Extracted data entries
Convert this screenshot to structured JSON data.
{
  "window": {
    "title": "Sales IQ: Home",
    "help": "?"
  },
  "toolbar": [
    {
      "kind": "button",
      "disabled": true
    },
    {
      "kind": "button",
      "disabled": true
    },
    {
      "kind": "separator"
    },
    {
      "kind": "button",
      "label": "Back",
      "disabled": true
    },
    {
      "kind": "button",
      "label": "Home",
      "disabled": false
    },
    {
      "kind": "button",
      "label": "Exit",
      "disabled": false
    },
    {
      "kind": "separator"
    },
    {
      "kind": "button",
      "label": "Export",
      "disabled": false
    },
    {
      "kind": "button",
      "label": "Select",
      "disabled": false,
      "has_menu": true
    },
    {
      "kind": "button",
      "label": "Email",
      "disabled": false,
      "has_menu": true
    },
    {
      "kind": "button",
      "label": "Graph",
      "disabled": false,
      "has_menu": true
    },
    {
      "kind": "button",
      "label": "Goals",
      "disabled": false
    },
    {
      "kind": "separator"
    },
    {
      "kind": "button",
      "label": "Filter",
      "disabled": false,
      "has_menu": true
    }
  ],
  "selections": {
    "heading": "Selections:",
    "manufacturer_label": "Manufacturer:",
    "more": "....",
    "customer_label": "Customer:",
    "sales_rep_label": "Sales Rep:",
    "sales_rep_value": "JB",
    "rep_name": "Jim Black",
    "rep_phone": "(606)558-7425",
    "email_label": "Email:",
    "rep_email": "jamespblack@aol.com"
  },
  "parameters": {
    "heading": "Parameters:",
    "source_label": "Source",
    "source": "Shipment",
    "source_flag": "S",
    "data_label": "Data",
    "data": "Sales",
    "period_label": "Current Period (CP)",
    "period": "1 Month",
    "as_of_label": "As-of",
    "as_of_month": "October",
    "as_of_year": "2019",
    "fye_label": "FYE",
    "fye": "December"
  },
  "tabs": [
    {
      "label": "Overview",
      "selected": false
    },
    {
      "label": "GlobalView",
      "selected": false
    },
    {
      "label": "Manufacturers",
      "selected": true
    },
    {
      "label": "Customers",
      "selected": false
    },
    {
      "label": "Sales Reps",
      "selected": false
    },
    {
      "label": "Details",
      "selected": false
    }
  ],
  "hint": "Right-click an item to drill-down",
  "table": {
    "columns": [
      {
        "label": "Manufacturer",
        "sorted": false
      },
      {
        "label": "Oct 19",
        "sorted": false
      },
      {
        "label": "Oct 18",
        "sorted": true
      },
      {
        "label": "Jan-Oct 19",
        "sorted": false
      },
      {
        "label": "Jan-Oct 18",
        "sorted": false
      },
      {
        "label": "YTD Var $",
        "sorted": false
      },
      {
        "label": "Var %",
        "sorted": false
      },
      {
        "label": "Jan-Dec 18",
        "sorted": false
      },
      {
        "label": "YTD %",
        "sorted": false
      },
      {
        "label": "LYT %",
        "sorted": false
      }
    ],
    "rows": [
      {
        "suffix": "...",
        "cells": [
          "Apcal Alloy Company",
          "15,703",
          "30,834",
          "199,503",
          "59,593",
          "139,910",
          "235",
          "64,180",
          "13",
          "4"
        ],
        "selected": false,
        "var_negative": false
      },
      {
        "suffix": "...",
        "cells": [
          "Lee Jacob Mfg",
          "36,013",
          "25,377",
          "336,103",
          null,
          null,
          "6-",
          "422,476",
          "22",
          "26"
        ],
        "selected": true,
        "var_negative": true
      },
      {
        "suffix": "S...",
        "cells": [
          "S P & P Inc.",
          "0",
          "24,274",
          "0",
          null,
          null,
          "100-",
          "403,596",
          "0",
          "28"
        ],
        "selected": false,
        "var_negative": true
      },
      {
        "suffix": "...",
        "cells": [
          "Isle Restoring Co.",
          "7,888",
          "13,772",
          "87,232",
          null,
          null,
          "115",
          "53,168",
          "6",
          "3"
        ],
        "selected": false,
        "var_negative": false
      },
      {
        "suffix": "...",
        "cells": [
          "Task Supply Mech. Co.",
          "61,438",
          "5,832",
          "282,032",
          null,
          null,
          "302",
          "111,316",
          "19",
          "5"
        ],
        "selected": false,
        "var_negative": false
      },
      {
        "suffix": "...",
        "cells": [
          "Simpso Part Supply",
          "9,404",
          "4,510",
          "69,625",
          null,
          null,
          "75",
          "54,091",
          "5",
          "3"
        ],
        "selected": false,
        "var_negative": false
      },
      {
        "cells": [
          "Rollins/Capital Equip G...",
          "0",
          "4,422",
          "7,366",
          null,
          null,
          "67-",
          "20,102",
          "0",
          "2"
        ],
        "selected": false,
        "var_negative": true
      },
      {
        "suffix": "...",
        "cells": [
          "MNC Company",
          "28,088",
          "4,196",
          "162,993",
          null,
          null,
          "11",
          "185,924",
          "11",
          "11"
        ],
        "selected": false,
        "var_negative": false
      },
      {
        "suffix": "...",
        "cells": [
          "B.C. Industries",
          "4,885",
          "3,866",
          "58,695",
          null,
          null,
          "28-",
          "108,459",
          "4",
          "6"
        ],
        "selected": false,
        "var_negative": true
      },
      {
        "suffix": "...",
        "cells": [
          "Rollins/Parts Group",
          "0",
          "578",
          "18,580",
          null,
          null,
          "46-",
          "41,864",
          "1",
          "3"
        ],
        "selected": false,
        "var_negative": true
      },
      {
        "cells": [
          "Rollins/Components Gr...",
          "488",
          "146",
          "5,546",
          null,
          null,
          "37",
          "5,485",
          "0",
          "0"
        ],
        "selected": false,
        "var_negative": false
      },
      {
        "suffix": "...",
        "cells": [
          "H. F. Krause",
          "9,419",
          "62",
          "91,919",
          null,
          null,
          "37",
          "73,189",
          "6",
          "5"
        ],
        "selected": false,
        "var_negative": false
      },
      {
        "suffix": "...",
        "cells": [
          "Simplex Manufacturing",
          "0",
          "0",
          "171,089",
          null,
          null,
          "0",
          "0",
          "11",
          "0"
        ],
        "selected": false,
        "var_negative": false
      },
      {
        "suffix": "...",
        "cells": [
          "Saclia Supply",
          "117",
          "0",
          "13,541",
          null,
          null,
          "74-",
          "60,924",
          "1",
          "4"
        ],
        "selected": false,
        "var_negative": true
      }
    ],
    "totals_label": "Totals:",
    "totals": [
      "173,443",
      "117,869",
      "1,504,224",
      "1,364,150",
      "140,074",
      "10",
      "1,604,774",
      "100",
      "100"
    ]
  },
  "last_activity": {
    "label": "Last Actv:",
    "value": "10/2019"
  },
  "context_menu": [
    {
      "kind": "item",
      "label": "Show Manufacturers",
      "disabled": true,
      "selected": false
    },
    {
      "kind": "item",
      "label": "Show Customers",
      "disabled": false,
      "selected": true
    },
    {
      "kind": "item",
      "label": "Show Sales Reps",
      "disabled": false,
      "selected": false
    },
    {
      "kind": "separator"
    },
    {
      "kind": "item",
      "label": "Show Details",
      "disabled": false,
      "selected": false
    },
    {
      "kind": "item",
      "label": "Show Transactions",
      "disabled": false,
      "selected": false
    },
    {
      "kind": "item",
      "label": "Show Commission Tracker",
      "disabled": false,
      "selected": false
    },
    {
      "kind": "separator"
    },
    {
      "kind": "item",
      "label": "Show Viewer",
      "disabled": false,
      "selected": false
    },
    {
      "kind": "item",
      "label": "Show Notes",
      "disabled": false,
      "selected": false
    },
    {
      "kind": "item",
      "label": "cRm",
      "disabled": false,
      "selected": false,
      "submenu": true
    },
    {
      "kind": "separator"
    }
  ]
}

Goal
Pull out every line of the records that includes the string "Rollins".

Task answer
          "Rollins/Capital Equip G...",
          "Rollins/Parts Group",
          "Rollins/Components Gr...",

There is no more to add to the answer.